Write the listing below out again exactly, dropping the images.

>> begin Entries

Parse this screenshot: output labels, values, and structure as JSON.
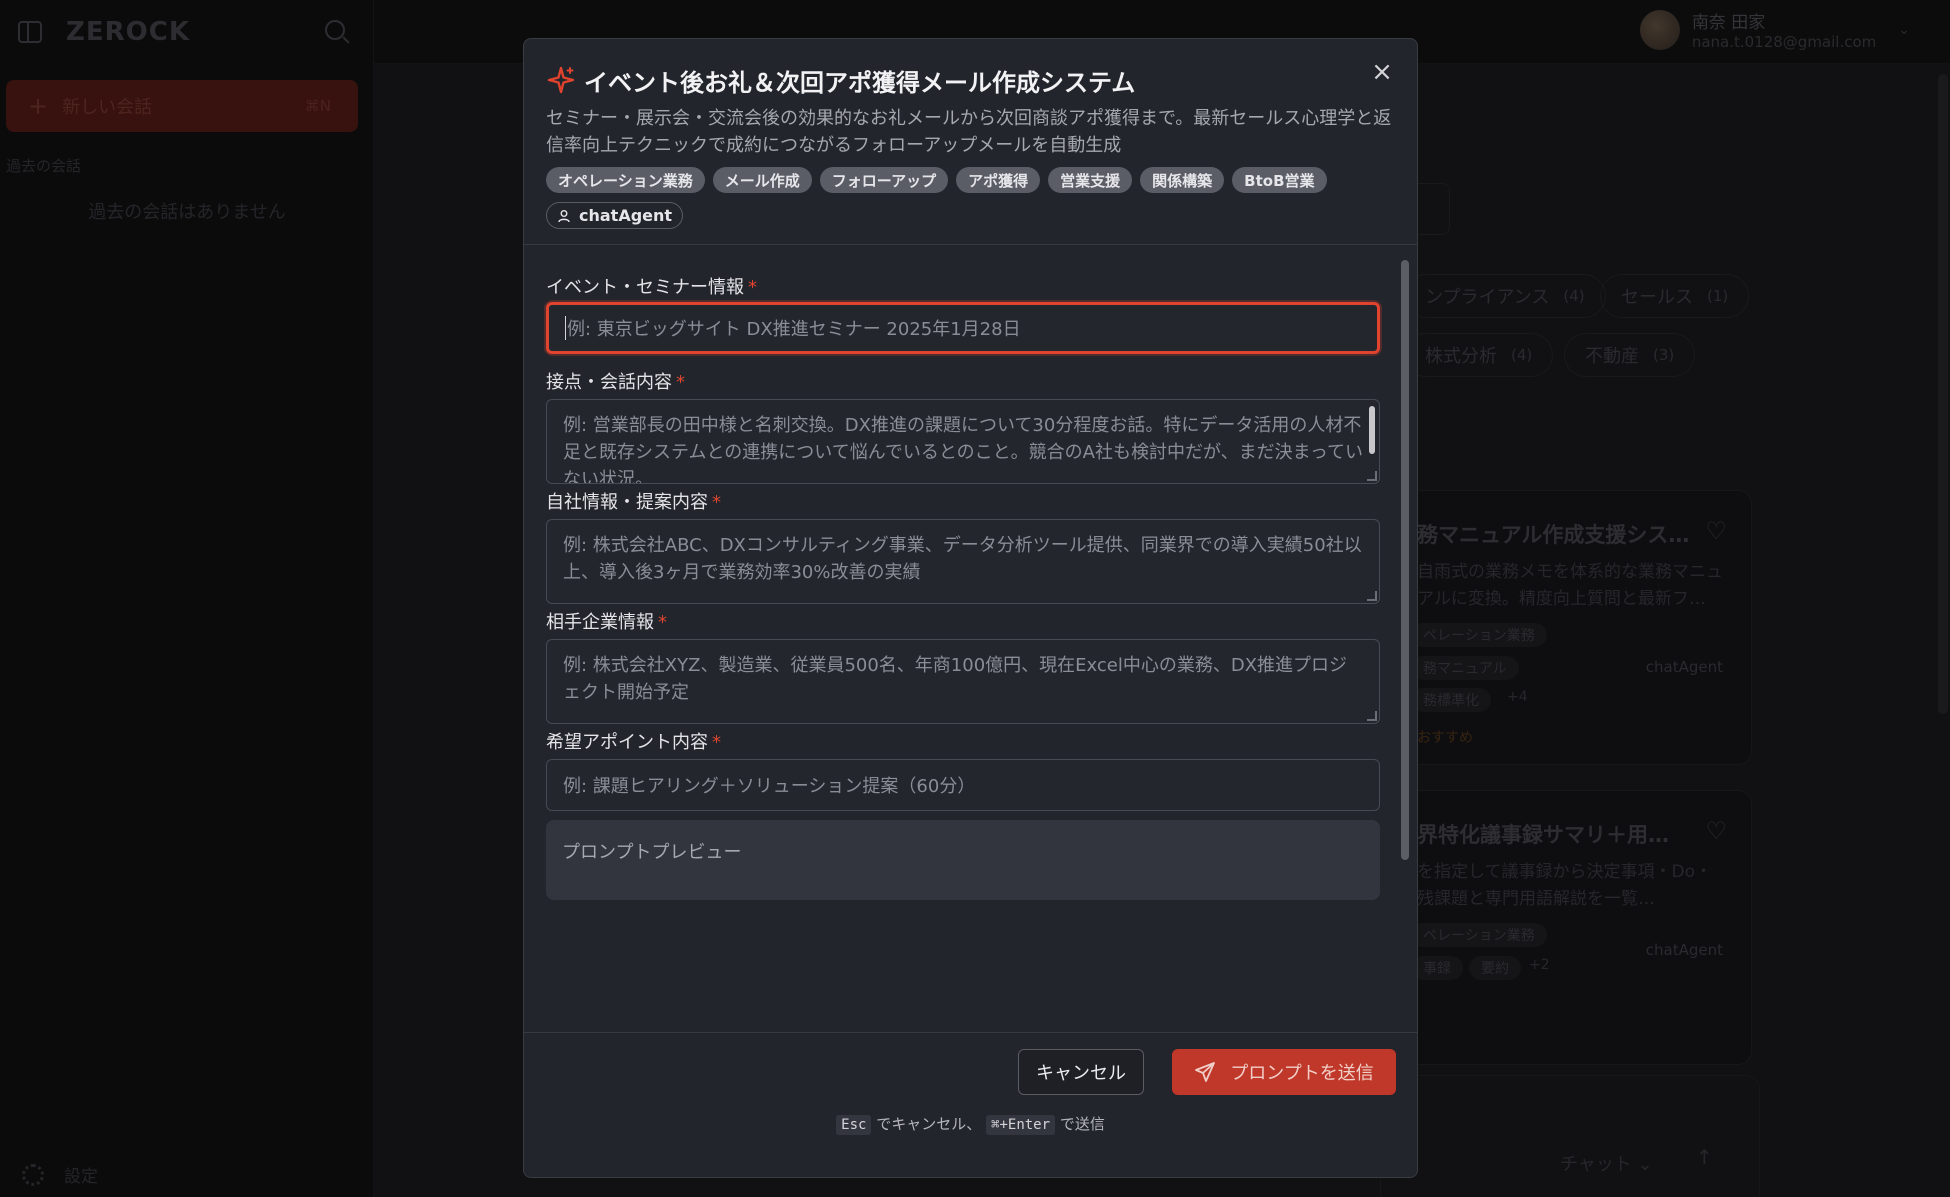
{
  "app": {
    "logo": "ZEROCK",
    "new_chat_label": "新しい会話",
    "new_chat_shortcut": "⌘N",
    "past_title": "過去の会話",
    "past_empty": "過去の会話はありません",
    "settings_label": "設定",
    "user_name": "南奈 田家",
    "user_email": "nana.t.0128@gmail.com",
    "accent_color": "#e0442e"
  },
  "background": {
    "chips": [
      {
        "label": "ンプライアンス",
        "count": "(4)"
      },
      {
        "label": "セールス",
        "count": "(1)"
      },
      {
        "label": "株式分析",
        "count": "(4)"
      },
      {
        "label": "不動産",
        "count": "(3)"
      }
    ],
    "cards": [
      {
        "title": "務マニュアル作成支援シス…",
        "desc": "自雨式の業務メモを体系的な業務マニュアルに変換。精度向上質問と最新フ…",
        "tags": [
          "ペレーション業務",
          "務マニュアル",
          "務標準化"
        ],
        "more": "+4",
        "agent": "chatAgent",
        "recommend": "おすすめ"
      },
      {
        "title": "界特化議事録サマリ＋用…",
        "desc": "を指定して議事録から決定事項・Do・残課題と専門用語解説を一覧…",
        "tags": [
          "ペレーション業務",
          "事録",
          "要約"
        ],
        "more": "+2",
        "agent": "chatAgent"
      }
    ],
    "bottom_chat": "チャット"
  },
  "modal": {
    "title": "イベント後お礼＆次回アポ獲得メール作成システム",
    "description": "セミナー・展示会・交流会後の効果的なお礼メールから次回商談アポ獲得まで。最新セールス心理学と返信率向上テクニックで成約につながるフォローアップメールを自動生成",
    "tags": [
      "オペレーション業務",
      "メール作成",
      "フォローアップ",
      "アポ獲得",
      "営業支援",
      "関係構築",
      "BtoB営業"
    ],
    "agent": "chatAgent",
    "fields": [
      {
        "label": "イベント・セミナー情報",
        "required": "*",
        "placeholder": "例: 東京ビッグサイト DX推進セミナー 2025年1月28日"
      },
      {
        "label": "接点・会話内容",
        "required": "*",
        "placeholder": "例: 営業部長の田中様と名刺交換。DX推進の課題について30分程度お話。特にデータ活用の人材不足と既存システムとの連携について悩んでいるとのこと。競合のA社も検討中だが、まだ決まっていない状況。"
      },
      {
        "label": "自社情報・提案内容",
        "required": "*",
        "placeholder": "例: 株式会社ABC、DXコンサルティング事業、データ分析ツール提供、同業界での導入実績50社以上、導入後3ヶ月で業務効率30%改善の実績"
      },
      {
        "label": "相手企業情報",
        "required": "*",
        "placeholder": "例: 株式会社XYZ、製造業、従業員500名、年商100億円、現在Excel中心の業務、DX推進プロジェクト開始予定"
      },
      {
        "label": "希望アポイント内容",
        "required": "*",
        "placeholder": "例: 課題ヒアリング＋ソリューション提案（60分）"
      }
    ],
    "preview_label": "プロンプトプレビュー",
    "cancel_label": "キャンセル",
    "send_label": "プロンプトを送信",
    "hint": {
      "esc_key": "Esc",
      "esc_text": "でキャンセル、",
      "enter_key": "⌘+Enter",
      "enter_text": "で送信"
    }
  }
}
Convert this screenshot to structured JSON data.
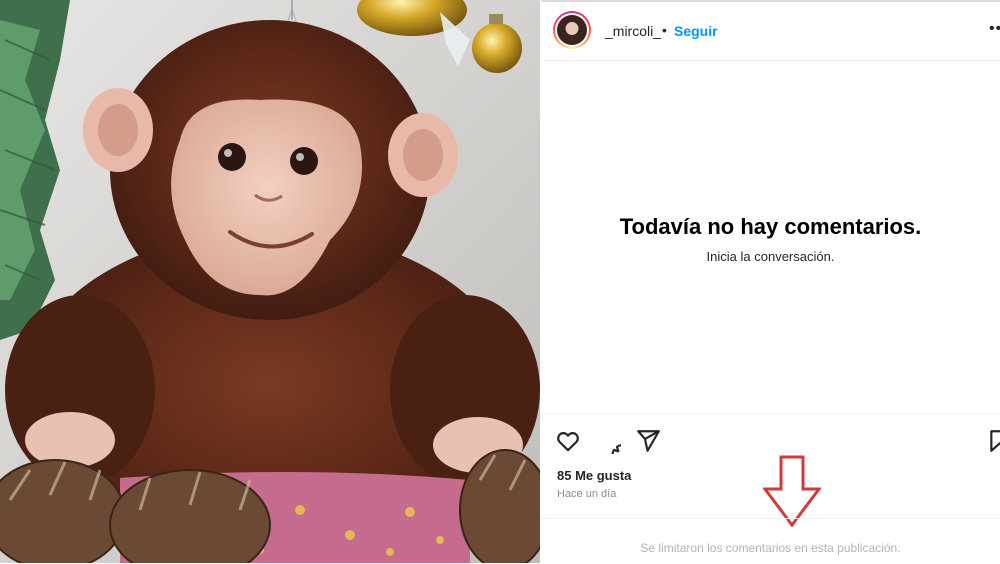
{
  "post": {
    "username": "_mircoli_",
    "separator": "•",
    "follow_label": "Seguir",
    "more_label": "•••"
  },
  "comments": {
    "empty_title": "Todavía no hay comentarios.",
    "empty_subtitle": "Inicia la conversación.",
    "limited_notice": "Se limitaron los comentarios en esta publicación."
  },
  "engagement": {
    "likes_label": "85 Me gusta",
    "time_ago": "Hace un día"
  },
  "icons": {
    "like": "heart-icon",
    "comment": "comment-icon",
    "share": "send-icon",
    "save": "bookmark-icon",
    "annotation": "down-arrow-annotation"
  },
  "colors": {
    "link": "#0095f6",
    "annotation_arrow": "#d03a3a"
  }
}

>> end Entries

> **The output**:
Parse this screenshot: output labels, values, and structure as JSON.
{
  "app": {
    "logo": "ZEROCK",
    "new_chat_label": "新しい会話",
    "new_chat_shortcut": "⌘N",
    "past_title": "過去の会話",
    "past_empty": "過去の会話はありません",
    "settings_label": "設定",
    "user_name": "南奈 田家",
    "user_email": "nana.t.0128@gmail.com",
    "accent_color": "#e0442e"
  },
  "background": {
    "chips": [
      {
        "label": "ンプライアンス",
        "count": "(4)"
      },
      {
        "label": "セールス",
        "count": "(1)"
      },
      {
        "label": "株式分析",
        "count": "(4)"
      },
      {
        "label": "不動産",
        "count": "(3)"
      }
    ],
    "cards": [
      {
        "title": "務マニュアル作成支援シス…",
        "desc": "自雨式の業務メモを体系的な業務マニュアルに変換。精度向上質問と最新フ…",
        "tags": [
          "ペレーション業務",
          "務マニュアル",
          "務標準化"
        ],
        "more": "+4",
        "agent": "chatAgent",
        "recommend": "おすすめ"
      },
      {
        "title": "界特化議事録サマリ＋用…",
        "desc": "を指定して議事録から決定事項・Do・残課題と専門用語解説を一覧…",
        "tags": [
          "ペレーション業務",
          "事録",
          "要約"
        ],
        "more": "+2",
        "agent": "chatAgent"
      }
    ],
    "bottom_chat": "チャット"
  },
  "modal": {
    "title": "イベント後お礼＆次回アポ獲得メール作成システム",
    "description": "セミナー・展示会・交流会後の効果的なお礼メールから次回商談アポ獲得まで。最新セールス心理学と返信率向上テクニックで成約につながるフォローアップメールを自動生成",
    "tags": [
      "オペレーション業務",
      "メール作成",
      "フォローアップ",
      "アポ獲得",
      "営業支援",
      "関係構築",
      "BtoB営業"
    ],
    "agent": "chatAgent",
    "fields": [
      {
        "label": "イベント・セミナー情報",
        "required": "*",
        "placeholder": "例: 東京ビッグサイト DX推進セミナー 2025年1月28日"
      },
      {
        "label": "接点・会話内容",
        "required": "*",
        "placeholder": "例: 営業部長の田中様と名刺交換。DX推進の課題について30分程度お話。特にデータ活用の人材不足と既存システムとの連携について悩んでいるとのこと。競合のA社も検討中だが、まだ決まっていない状況。"
      },
      {
        "label": "自社情報・提案内容",
        "required": "*",
        "placeholder": "例: 株式会社ABC、DXコンサルティング事業、データ分析ツール提供、同業界での導入実績50社以上、導入後3ヶ月で業務効率30%改善の実績"
      },
      {
        "label": "相手企業情報",
        "required": "*",
        "placeholder": "例: 株式会社XYZ、製造業、従業員500名、年商100億円、現在Excel中心の業務、DX推進プロジェクト開始予定"
      },
      {
        "label": "希望アポイント内容",
        "required": "*",
        "placeholder": "例: 課題ヒアリング＋ソリューション提案（60分）"
      }
    ],
    "preview_label": "プロンプトプレビュー",
    "cancel_label": "キャンセル",
    "send_label": "プロンプトを送信",
    "hint": {
      "esc_key": "Esc",
      "esc_text": "でキャンセル、",
      "enter_key": "⌘+Enter",
      "enter_text": "で送信"
    }
  }
}
Convert this screenshot to structured JSON data.
{
  "post": {
    "username": "_mircoli_",
    "separator": "•",
    "follow_label": "Seguir",
    "more_label": "•••"
  },
  "comments": {
    "empty_title": "Todavía no hay comentarios.",
    "empty_subtitle": "Inicia la conversación.",
    "limited_notice": "Se limitaron los comentarios en esta publicación."
  },
  "engagement": {
    "likes_label": "85 Me gusta",
    "time_ago": "Hace un día"
  },
  "icons": {
    "like": "heart-icon",
    "comment": "comment-icon",
    "share": "send-icon",
    "save": "bookmark-icon",
    "annotation": "down-arrow-annotation"
  },
  "colors": {
    "link": "#0095f6",
    "annotation_arrow": "#d03a3a"
  }
}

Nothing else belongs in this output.